The WDB agent carries out requests transmitted from the target server, and replies with the results. The WDB agent contains a compact implementation of UDP/IP, which supports an RPC messaging protocol called WDB. The WDB protocol is a core minimum of the services necessary to respond to requests from the Tornado tools. These protocol requests include memory transactions, breakpoint/event notification services, virtual I/O support, and tasking control. The WDB protocol uses the Sun Microsystems specification for External Data Representation (XDR) for data transfer.
The WDB agent synthesizes the target-control strategies of task-level and system-wide debugging. The agent can execute in either mode and switch dynamically between them, provided the appropriate drivers are present in the Board Support Package (BSP). This permits debugging of any aspect of an embedded application whether it is a task, an interrupt service routine, or the kernel itself.
A significant feature provided by the WDB agent is its ability to interpret a simple language called Gopher (for a description of the Gopher language, see 4.3.11 Gopher Support). Gopher scripts are very compact strings that specify a target data structure (or a list of structures) of arbitrary complexity to be gathered and transferred to the host. Because this technique is interpretive, the target is not burdened with specialized routines to gather state information for every system object.
By virtue of a Gopher script, application developers can likewise gather application-object state information without burdening the application with state-information routines. The Gopher interpreter itself is very small (smaller than the amount of the memory that would otherwise be required by target routines to gather only the most essential system objects), and the language is compact to reduce communication overhead. The Gopher language is accessible at higher-level Tornado APIs.

--- What the exercise asks ---
Which kinds of protocol requests does the WDB agent text above say the WDB protocol includes? List all of them.

--- Stored entries ---
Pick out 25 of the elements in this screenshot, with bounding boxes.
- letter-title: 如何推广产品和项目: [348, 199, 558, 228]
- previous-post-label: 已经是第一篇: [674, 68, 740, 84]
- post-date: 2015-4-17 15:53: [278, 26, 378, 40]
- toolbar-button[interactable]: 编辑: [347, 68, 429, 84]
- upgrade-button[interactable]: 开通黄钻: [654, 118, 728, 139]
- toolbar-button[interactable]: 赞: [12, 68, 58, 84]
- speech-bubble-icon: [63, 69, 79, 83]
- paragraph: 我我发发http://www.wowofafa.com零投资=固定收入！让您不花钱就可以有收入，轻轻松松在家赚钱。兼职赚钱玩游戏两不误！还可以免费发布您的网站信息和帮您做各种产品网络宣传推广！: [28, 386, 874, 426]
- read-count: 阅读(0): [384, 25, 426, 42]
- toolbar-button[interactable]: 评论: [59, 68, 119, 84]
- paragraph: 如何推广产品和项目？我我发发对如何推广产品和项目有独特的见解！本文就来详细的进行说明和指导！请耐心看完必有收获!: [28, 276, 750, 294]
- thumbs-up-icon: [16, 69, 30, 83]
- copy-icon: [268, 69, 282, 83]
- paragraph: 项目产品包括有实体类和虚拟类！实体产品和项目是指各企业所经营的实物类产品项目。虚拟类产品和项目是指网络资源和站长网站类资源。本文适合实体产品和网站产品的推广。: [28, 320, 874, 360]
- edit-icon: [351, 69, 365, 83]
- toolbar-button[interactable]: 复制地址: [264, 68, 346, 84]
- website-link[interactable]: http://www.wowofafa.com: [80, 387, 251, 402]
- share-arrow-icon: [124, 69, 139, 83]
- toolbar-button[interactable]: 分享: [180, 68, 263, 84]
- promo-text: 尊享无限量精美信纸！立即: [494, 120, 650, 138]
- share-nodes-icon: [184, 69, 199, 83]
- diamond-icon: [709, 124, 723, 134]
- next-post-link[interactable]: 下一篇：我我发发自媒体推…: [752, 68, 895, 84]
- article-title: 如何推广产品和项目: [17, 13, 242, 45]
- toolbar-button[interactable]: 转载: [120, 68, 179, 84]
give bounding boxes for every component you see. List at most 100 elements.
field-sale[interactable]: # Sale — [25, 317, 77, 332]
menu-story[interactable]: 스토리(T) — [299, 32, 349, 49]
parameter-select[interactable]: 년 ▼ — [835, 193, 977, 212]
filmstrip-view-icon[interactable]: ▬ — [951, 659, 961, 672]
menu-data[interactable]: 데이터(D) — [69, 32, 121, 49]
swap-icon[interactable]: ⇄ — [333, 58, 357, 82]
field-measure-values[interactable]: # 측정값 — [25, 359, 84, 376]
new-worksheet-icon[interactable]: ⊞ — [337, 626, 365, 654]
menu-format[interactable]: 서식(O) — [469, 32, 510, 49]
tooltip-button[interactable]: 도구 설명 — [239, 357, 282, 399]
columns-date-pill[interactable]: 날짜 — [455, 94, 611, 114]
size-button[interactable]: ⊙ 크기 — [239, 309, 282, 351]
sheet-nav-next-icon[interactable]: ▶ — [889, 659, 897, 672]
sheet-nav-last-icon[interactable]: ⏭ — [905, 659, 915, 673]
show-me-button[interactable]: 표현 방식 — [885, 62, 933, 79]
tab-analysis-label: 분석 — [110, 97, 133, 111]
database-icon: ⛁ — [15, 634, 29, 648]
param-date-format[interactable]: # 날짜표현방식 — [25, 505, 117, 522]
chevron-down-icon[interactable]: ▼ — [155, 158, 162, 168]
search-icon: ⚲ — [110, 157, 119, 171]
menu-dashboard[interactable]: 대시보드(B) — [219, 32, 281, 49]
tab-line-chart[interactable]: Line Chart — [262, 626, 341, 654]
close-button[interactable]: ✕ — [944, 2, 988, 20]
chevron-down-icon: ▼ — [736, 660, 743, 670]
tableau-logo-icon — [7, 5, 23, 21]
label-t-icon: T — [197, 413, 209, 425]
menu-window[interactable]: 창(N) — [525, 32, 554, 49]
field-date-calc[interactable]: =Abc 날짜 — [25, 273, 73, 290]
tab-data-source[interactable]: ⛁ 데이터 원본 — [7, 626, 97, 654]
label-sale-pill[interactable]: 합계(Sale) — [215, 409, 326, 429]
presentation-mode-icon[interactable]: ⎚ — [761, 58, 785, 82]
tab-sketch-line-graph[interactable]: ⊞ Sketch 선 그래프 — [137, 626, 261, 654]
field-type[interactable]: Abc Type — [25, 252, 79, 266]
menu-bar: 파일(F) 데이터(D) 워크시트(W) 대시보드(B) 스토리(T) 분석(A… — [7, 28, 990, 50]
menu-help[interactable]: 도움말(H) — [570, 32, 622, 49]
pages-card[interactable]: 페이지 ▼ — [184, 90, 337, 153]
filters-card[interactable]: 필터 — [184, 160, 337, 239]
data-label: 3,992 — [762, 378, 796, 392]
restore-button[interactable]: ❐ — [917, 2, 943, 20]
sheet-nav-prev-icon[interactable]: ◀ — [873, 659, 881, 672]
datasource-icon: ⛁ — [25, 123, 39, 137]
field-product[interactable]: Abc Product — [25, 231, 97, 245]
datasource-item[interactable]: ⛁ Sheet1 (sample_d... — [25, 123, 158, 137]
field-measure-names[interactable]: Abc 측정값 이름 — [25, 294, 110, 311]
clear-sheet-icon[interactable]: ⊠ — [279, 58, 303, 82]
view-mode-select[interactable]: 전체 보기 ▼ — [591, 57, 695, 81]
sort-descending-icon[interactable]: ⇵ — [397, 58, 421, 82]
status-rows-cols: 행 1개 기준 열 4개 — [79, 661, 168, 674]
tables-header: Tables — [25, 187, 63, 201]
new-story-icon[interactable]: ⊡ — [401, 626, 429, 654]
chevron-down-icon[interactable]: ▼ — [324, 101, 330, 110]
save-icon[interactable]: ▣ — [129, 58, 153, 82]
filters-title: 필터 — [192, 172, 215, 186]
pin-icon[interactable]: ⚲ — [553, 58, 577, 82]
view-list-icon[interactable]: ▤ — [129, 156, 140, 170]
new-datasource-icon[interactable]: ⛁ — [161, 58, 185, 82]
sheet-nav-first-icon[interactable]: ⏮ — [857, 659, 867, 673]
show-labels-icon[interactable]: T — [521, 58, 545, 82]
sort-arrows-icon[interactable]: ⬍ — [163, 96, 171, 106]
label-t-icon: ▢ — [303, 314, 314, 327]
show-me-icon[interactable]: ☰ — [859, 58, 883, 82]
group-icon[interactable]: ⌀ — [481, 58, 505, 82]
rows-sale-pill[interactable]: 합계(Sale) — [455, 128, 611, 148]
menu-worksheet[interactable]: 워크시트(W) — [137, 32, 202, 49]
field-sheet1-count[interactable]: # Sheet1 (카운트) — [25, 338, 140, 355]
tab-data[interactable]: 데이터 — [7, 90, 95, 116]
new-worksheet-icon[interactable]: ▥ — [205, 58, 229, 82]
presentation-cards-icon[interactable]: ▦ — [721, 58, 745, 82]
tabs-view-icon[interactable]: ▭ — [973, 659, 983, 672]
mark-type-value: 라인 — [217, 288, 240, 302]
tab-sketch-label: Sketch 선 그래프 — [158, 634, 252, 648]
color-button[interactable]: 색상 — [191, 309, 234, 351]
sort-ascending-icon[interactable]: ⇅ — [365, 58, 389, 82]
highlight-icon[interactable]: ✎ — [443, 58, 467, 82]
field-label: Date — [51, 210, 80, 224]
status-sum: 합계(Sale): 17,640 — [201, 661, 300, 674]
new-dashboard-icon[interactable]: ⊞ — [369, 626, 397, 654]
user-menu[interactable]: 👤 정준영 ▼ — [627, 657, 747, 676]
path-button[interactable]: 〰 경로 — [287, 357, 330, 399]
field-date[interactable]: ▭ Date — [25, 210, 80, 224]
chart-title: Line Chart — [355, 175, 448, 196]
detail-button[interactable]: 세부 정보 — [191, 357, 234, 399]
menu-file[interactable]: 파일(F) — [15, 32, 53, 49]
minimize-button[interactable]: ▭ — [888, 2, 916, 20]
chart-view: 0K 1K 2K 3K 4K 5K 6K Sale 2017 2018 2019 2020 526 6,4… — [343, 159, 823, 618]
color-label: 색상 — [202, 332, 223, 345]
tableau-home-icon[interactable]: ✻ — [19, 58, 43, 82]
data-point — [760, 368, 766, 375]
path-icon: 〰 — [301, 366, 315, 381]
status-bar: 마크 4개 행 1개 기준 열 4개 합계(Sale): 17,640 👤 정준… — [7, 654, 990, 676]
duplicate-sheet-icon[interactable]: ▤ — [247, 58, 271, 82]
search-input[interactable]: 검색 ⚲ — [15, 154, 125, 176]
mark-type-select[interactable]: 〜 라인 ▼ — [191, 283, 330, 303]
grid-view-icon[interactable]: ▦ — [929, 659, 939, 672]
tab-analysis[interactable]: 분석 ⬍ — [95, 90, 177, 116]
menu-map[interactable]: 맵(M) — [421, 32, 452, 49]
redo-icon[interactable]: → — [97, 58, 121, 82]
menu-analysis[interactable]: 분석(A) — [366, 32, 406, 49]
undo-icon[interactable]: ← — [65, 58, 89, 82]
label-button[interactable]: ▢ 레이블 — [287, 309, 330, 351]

--- Exercise solution ---
- Memory transactions
- Breakpoint/event notification services
- Virtual I/O support
- Tasking control